→ Task objective:
Give every entry again, word for word and in full.

→ Dataset items:

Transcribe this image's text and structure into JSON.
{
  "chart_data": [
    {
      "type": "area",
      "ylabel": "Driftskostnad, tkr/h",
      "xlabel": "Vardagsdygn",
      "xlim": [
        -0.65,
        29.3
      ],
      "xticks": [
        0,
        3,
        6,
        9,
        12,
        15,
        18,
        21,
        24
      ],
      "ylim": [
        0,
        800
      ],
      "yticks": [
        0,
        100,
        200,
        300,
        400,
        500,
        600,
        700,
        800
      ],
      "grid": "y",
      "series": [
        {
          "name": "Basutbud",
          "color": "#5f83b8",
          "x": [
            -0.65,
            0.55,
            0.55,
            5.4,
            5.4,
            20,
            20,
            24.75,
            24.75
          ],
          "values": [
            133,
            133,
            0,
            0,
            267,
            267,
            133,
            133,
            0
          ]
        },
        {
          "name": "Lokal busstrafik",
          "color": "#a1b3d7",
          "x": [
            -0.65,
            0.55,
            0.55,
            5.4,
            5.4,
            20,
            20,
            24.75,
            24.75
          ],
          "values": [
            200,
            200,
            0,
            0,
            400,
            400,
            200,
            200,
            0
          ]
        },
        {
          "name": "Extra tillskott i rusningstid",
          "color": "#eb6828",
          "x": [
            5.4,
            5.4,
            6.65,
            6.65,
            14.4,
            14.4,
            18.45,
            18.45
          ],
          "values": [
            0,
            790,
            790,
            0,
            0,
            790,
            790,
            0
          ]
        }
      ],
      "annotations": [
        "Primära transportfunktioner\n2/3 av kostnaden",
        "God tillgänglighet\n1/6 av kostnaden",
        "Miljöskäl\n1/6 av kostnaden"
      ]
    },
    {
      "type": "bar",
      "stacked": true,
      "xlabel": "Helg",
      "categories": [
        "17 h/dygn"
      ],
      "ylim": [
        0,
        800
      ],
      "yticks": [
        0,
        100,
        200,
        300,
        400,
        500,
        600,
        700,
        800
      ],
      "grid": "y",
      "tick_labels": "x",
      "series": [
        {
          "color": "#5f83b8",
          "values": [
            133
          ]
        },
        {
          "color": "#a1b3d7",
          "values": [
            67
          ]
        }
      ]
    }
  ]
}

→ Written answer:
Transcribe this image's text and structure into JSON.
{
  "chart_data": [
    {
      "type": "area",
      "ylabel": "Driftskostnad, tkr/h",
      "xlabel": "Vardagsdygn",
      "xlim": [
        -0.65,
        29.3
      ],
      "xticks": [
        0,
        3,
        6,
        9,
        12,
        15,
        18,
        21,
        24
      ],
      "ylim": [
        0,
        800
      ],
      "yticks": [
        0,
        100,
        200,
        300,
        400,
        500,
        600,
        700,
        800
      ],
      "grid": "y",
      "series": [
        {
          "name": "Basutbud",
          "color": "#5f83b8",
          "x": [
            -0.65,
            0.55,
            0.55,
            5.4,
            5.4,
            20,
            20,
            24.75,
            24.75
          ],
          "values": [
            133,
            133,
            0,
            0,
            267,
            267,
            133,
            133,
            0
          ]
        },
        {
          "name": "Lokal busstrafik",
          "color": "#a1b3d7",
          "x": [
            -0.65,
            0.55,
            0.55,
            5.4,
            5.4,
            20,
            20,
            24.75,
            24.75
          ],
          "values": [
            200,
            200,
            0,
            0,
            400,
            400,
            200,
            200,
            0
          ]
        },
        {
          "name": "Extra tillskott i rusningstid",
          "color": "#eb6828",
          "x": [
            5.4,
            5.4,
            6.65,
            6.65,
            14.4,
            14.4,
            18.45,
            18.45
          ],
          "values": [
            0,
            790,
            790,
            0,
            0,
            790,
            790,
            0
          ]
        }
      ],
      "annotations": [
        "Primära transportfunktioner\n2/3 av kostnaden",
        "God tillgänglighet\n1/6 av kostnaden",
        "Miljöskäl\n1/6 av kostnaden"
      ]
    },
    {
      "type": "bar",
      "stacked": true,
      "xlabel": "Helg",
      "categories": [
        "17 h/dygn"
      ],
      "ylim": [
        0,
        800
      ],
      "yticks": [
        0,
        100,
        200,
        300,
        400,
        500,
        600,
        700,
        800
      ],
      "grid": "y",
      "tick_labels": "x",
      "series": [
        {
          "color": "#5f83b8",
          "values": [
            133
          ]
        },
        {
          "color": "#a1b3d7",
          "values": [
            67
          ]
        }
      ]
    }
  ]
}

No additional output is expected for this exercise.